━━ Registros para procesar ━━

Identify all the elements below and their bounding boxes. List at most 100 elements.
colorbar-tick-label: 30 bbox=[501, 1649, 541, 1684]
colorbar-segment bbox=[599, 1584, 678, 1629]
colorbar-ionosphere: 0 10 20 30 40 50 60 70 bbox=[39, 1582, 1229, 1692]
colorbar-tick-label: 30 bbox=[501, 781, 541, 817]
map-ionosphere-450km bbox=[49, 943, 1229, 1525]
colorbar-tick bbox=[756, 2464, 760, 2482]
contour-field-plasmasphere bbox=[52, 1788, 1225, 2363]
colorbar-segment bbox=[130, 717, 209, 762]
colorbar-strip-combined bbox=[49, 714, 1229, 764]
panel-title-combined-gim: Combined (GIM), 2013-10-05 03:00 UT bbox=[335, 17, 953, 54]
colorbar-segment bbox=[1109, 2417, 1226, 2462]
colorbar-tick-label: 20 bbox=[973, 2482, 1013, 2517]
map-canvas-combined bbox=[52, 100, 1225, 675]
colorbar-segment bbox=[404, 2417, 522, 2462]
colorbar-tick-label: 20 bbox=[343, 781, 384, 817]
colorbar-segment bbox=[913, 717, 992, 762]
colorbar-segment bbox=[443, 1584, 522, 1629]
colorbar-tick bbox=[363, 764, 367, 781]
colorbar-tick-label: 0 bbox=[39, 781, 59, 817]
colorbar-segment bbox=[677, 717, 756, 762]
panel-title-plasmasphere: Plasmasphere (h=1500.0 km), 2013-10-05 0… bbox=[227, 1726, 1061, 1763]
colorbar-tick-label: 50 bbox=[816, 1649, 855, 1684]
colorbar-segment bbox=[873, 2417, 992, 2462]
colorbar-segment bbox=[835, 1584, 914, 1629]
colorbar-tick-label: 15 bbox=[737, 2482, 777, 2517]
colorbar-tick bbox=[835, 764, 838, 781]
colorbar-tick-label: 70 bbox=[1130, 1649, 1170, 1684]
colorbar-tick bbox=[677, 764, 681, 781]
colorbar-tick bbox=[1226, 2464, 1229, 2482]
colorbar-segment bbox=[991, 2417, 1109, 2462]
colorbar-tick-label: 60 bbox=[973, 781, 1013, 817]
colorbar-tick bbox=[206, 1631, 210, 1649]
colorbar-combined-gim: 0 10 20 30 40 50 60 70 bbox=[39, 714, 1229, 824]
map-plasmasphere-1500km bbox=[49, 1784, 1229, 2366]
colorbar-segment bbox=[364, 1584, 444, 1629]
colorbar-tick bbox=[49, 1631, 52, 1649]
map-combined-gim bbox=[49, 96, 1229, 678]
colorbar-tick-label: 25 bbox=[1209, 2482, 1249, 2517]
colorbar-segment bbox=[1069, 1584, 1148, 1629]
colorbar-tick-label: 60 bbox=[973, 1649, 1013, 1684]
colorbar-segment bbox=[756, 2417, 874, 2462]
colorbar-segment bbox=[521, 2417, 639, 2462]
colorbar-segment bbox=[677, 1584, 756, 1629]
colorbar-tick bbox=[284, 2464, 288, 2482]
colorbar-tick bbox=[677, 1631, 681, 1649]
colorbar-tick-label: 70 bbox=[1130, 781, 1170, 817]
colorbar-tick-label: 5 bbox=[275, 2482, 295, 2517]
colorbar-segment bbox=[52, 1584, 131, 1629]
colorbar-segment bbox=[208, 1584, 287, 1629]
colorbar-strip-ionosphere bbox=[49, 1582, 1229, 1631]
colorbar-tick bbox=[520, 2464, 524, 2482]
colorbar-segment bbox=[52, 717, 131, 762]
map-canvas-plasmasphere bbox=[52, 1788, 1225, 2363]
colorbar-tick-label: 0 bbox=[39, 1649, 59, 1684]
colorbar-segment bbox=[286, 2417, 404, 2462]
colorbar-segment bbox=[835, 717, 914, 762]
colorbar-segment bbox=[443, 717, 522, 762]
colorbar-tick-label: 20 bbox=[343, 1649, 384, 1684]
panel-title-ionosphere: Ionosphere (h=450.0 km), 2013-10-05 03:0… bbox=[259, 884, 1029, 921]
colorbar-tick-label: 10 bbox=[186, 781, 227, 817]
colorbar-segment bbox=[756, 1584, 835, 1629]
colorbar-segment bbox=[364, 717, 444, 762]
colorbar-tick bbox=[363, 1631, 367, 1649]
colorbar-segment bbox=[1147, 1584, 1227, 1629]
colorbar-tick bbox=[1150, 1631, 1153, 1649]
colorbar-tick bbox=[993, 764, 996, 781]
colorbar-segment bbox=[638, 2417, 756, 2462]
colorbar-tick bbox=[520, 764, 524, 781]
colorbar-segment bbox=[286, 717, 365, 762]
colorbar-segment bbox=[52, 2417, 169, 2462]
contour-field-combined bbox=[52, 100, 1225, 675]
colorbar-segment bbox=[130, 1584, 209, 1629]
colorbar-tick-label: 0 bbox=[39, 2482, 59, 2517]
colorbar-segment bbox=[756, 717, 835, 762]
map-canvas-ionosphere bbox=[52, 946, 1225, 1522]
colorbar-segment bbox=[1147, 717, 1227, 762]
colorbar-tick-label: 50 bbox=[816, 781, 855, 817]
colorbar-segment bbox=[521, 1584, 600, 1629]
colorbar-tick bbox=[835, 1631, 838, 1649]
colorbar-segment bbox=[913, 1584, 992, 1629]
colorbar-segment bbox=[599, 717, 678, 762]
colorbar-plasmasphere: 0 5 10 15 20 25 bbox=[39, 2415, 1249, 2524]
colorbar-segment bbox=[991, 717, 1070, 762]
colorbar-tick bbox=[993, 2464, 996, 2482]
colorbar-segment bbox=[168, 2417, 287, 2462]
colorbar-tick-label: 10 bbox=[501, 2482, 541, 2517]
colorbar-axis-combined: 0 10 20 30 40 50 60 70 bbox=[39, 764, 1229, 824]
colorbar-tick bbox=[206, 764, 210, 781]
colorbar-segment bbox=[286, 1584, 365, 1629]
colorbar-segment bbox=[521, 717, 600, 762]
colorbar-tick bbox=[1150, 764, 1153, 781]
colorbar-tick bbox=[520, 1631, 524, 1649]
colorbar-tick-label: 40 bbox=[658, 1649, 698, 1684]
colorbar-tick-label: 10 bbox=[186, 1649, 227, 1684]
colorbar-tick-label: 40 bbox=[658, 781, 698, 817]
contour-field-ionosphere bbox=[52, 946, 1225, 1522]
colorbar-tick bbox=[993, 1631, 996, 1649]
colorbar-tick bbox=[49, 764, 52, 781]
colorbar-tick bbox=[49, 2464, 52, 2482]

━━━

• _Su objetivo_
Transcriba literalmente, sin alterar nada, todas las líneas de los registros anteriores.

• _Respuesta a la tarea_
Identify all the elements below and their bounding boxes. List at most 100 elements.
colorbar-tick-label: 30 bbox=[501, 1649, 541, 1684]
colorbar-segment bbox=[599, 1584, 678, 1629]
colorbar-ionosphere: 0 10 20 30 40 50 60 70 bbox=[39, 1582, 1229, 1692]
colorbar-tick-label: 30 bbox=[501, 781, 541, 817]
map-ionosphere-450km bbox=[49, 943, 1229, 1525]
colorbar-tick bbox=[756, 2464, 760, 2482]
contour-field-plasmasphere bbox=[52, 1788, 1225, 2363]
colorbar-segment bbox=[130, 717, 209, 762]
colorbar-strip-combined bbox=[49, 714, 1229, 764]
panel-title-combined-gim: Combined (GIM), 2013-10-05 03:00 UT bbox=[335, 17, 953, 54]
colorbar-segment bbox=[1109, 2417, 1226, 2462]
colorbar-tick-label: 20 bbox=[973, 2482, 1013, 2517]
map-canvas-combined bbox=[52, 100, 1225, 675]
colorbar-segment bbox=[404, 2417, 522, 2462]
colorbar-tick-label: 20 bbox=[343, 781, 384, 817]
colorbar-segment bbox=[913, 717, 992, 762]
colorbar-segment bbox=[443, 1584, 522, 1629]
colorbar-tick bbox=[363, 764, 367, 781]
colorbar-tick-label: 0 bbox=[39, 781, 59, 817]
colorbar-segment bbox=[677, 717, 756, 762]
panel-title-plasmasphere: Plasmasphere (h=1500.0 km), 2013-10-05 0… bbox=[227, 1726, 1061, 1763]
colorbar-tick-label: 50 bbox=[816, 1649, 855, 1684]
colorbar-segment bbox=[873, 2417, 992, 2462]
colorbar-segment bbox=[835, 1584, 914, 1629]
colorbar-tick-label: 15 bbox=[737, 2482, 777, 2517]
colorbar-tick bbox=[835, 764, 838, 781]
colorbar-tick-label: 70 bbox=[1130, 1649, 1170, 1684]
colorbar-tick bbox=[677, 764, 681, 781]
colorbar-tick bbox=[1226, 2464, 1229, 2482]
colorbar-segment bbox=[991, 2417, 1109, 2462]
colorbar-tick-label: 60 bbox=[973, 781, 1013, 817]
colorbar-tick bbox=[206, 1631, 210, 1649]
colorbar-combined-gim: 0 10 20 30 40 50 60 70 bbox=[39, 714, 1229, 824]
map-plasmasphere-1500km bbox=[49, 1784, 1229, 2366]
colorbar-segment bbox=[364, 1584, 444, 1629]
colorbar-tick bbox=[49, 1631, 52, 1649]
map-combined-gim bbox=[49, 96, 1229, 678]
colorbar-tick-label: 25 bbox=[1209, 2482, 1249, 2517]
colorbar-segment bbox=[1069, 1584, 1148, 1629]
colorbar-tick-label: 60 bbox=[973, 1649, 1013, 1684]
colorbar-segment bbox=[756, 2417, 874, 2462]
colorbar-segment bbox=[521, 2417, 639, 2462]
colorbar-segment bbox=[677, 1584, 756, 1629]
colorbar-tick bbox=[284, 2464, 288, 2482]
colorbar-tick bbox=[677, 1631, 681, 1649]
colorbar-tick-label: 70 bbox=[1130, 781, 1170, 817]
colorbar-tick-label: 5 bbox=[275, 2482, 295, 2517]
colorbar-segment bbox=[52, 1584, 131, 1629]
colorbar-segment bbox=[208, 1584, 287, 1629]
colorbar-strip-ionosphere bbox=[49, 1582, 1229, 1631]
colorbar-tick bbox=[520, 2464, 524, 2482]
colorbar-segment bbox=[52, 717, 131, 762]
map-canvas-plasmasphere bbox=[52, 1788, 1225, 2363]
colorbar-tick-label: 0 bbox=[39, 1649, 59, 1684]
colorbar-segment bbox=[286, 2417, 404, 2462]
colorbar-segment bbox=[835, 717, 914, 762]
colorbar-segment bbox=[443, 717, 522, 762]
colorbar-tick-label: 20 bbox=[343, 1649, 384, 1684]
panel-title-ionosphere: Ionosphere (h=450.0 km), 2013-10-05 03:0… bbox=[259, 884, 1029, 921]
colorbar-tick-label: 10 bbox=[186, 781, 227, 817]
colorbar-segment bbox=[756, 1584, 835, 1629]
colorbar-segment bbox=[364, 717, 444, 762]
colorbar-tick bbox=[363, 1631, 367, 1649]
colorbar-segment bbox=[1147, 1584, 1227, 1629]
colorbar-tick bbox=[1150, 1631, 1153, 1649]
colorbar-tick bbox=[993, 764, 996, 781]
colorbar-segment bbox=[638, 2417, 756, 2462]
colorbar-tick bbox=[520, 764, 524, 781]
colorbar-segment bbox=[286, 717, 365, 762]
colorbar-segment bbox=[52, 2417, 169, 2462]
contour-field-combined bbox=[52, 100, 1225, 675]
colorbar-segment bbox=[130, 1584, 209, 1629]
colorbar-tick-label: 0 bbox=[39, 2482, 59, 2517]
colorbar-segment bbox=[756, 717, 835, 762]
map-canvas-ionosphere bbox=[52, 946, 1225, 1522]
colorbar-segment bbox=[1147, 717, 1227, 762]
colorbar-tick-label: 50 bbox=[816, 781, 855, 817]
colorbar-segment bbox=[521, 1584, 600, 1629]
colorbar-tick bbox=[835, 1631, 838, 1649]
colorbar-segment bbox=[913, 1584, 992, 1629]
colorbar-segment bbox=[599, 717, 678, 762]
colorbar-plasmasphere: 0 5 10 15 20 25 bbox=[39, 2415, 1249, 2524]
colorbar-segment bbox=[991, 717, 1070, 762]
colorbar-tick bbox=[993, 2464, 996, 2482]
colorbar-segment bbox=[168, 2417, 287, 2462]
colorbar-tick-label: 10 bbox=[501, 2482, 541, 2517]
colorbar-axis-combined: 0 10 20 30 40 50 60 70 bbox=[39, 764, 1229, 824]
colorbar-tick bbox=[206, 764, 210, 781]
colorbar-segment bbox=[286, 1584, 365, 1629]
colorbar-segment bbox=[521, 717, 600, 762]
colorbar-tick bbox=[1150, 764, 1153, 781]
colorbar-tick bbox=[520, 1631, 524, 1649]
colorbar-tick-label: 40 bbox=[658, 1649, 698, 1684]
colorbar-tick-label: 10 bbox=[186, 1649, 227, 1684]
colorbar-tick-label: 40 bbox=[658, 781, 698, 817]
contour-field-ionosphere bbox=[52, 946, 1225, 1522]
colorbar-tick bbox=[993, 1631, 996, 1649]
colorbar-tick bbox=[49, 764, 52, 781]
colorbar-tick bbox=[49, 2464, 52, 2482]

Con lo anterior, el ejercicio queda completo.